**AIM**
Each line holding the word "Fundación" counts once; give the total and nothing more.

**DATASET RECORDS**
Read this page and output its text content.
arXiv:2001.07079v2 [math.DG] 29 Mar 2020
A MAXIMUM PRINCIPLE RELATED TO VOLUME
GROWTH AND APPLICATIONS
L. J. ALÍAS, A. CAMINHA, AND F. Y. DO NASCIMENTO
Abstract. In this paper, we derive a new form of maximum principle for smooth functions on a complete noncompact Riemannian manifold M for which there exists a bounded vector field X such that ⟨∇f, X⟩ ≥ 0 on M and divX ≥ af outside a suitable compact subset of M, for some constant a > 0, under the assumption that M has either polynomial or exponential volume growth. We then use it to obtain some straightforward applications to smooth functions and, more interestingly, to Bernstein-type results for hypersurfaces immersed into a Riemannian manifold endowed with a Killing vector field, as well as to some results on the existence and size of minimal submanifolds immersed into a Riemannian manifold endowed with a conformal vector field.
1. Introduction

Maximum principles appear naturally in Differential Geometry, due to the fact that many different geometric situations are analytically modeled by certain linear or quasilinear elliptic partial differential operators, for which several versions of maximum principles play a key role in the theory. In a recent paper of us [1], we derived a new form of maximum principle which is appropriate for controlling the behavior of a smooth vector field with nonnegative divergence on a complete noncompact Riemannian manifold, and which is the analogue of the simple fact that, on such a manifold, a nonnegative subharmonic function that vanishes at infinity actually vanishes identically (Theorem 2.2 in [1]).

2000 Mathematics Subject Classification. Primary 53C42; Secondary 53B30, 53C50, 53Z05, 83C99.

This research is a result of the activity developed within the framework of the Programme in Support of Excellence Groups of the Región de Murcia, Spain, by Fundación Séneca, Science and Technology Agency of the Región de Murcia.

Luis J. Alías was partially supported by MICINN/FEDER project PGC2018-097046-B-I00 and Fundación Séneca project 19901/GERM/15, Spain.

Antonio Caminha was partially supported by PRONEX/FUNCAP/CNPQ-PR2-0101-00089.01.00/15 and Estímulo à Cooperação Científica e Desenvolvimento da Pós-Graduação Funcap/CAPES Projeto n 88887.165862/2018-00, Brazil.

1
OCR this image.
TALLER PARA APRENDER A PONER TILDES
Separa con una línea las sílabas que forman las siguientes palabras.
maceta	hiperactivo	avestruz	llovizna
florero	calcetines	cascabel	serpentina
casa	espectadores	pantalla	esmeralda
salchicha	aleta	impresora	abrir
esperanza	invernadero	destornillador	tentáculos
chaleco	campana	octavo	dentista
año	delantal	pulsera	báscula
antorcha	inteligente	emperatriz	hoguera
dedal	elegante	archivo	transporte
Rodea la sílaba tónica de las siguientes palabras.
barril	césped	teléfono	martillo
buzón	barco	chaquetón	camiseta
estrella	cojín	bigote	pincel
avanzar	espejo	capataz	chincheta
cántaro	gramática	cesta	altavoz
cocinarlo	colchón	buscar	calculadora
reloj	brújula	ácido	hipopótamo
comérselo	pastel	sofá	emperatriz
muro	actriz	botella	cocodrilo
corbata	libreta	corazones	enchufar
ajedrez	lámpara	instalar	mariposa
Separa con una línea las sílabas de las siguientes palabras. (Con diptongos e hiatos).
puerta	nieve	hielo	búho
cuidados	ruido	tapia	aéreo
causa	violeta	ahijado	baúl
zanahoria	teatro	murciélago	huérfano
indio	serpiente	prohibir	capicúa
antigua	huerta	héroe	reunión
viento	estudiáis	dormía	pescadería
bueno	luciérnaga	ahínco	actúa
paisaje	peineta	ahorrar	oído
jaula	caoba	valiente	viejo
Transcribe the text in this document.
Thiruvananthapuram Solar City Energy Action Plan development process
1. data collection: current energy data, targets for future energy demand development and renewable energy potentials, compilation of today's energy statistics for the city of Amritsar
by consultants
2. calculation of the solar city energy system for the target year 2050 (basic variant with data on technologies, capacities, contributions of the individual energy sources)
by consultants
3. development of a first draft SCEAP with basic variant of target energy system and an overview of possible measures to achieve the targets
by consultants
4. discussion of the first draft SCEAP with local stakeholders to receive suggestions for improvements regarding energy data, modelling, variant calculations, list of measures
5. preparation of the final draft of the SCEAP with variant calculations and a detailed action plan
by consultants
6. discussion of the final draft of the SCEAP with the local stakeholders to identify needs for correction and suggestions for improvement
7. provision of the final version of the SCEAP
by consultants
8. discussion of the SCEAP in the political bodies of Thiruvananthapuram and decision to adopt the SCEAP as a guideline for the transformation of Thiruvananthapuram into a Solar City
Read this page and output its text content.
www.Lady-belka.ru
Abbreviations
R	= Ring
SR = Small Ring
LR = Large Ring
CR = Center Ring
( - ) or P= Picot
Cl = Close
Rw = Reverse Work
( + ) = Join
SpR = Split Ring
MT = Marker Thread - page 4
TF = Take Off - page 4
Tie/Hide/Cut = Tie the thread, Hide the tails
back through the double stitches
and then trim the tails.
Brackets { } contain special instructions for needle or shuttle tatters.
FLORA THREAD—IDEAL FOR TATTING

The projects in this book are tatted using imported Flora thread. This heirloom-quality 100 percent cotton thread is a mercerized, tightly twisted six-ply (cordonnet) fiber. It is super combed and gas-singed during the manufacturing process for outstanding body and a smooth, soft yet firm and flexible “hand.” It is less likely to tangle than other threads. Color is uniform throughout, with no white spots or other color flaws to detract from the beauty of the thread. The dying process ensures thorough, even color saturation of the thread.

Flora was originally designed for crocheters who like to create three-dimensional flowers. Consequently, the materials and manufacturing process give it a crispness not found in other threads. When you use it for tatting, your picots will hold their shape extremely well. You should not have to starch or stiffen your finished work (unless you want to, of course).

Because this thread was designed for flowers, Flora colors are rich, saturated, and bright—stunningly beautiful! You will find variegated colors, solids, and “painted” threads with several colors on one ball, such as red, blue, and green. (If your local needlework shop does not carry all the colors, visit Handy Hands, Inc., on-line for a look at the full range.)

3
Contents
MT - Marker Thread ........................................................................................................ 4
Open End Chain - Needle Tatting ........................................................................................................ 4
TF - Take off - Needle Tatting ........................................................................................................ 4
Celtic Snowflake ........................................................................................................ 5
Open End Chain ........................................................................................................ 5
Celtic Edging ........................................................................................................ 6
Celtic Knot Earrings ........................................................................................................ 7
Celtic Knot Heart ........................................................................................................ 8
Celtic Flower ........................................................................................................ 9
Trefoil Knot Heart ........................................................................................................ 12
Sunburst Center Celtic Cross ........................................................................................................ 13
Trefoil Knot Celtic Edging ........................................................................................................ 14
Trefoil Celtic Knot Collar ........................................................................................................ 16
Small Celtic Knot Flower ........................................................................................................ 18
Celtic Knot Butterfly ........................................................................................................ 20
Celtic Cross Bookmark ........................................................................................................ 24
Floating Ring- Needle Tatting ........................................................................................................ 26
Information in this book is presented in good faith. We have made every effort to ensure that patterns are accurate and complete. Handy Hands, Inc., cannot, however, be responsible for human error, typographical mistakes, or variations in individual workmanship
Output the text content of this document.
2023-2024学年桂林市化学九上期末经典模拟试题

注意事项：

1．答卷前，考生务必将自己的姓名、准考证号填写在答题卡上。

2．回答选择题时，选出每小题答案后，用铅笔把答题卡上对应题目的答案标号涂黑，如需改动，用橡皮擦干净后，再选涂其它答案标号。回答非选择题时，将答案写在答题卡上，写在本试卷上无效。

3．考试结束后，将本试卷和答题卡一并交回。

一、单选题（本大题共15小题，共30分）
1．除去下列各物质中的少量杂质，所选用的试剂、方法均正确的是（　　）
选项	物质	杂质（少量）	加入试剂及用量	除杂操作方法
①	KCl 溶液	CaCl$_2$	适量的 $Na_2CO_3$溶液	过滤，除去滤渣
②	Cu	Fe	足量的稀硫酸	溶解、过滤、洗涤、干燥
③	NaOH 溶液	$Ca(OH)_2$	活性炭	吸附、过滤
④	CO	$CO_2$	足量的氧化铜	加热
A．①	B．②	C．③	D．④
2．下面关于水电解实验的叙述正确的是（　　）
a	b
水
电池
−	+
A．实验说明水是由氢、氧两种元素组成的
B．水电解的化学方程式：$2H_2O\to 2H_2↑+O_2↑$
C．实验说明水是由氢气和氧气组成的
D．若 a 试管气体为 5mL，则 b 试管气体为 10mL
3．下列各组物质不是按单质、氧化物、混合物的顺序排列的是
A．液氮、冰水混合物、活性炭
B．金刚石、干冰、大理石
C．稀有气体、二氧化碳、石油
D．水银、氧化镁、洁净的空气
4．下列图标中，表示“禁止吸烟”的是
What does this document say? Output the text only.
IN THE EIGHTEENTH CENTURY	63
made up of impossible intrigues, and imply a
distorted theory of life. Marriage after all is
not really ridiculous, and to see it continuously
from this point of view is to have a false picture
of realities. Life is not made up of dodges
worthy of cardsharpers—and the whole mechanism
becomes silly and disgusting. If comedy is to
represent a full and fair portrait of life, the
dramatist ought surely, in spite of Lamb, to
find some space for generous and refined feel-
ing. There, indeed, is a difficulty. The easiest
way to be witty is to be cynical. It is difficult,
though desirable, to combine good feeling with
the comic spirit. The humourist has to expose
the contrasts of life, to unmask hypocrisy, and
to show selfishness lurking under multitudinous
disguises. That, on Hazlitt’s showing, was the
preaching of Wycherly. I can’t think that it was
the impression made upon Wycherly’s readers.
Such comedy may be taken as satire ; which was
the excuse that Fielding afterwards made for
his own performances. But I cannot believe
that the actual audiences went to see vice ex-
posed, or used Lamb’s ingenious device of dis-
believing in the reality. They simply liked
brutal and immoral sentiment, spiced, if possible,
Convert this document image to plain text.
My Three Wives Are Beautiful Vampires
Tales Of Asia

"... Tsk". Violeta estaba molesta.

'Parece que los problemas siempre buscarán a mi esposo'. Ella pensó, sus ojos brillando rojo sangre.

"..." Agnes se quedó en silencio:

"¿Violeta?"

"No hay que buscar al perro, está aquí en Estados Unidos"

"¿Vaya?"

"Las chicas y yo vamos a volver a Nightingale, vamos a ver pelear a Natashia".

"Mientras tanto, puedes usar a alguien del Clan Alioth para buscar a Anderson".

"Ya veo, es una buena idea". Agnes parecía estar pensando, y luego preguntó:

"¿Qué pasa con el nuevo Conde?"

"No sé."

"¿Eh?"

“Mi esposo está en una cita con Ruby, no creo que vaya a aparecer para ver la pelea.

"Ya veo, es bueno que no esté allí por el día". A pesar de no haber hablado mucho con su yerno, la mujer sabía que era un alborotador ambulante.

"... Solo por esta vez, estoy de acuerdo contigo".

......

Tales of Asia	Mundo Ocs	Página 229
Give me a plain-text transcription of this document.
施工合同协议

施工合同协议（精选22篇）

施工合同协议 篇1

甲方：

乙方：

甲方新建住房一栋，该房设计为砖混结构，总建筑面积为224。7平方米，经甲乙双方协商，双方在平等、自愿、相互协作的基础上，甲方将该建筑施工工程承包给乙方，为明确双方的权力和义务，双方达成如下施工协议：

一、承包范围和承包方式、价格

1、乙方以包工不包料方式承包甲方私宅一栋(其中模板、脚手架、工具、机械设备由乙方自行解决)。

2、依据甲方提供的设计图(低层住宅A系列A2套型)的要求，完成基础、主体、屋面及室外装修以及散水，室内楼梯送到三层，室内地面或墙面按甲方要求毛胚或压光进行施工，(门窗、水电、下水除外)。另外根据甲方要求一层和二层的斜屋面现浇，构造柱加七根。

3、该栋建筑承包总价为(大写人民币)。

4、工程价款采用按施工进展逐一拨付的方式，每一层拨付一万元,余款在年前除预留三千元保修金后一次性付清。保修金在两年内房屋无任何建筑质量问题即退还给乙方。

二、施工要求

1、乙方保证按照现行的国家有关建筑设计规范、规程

**WRITTEN ANSWER**
2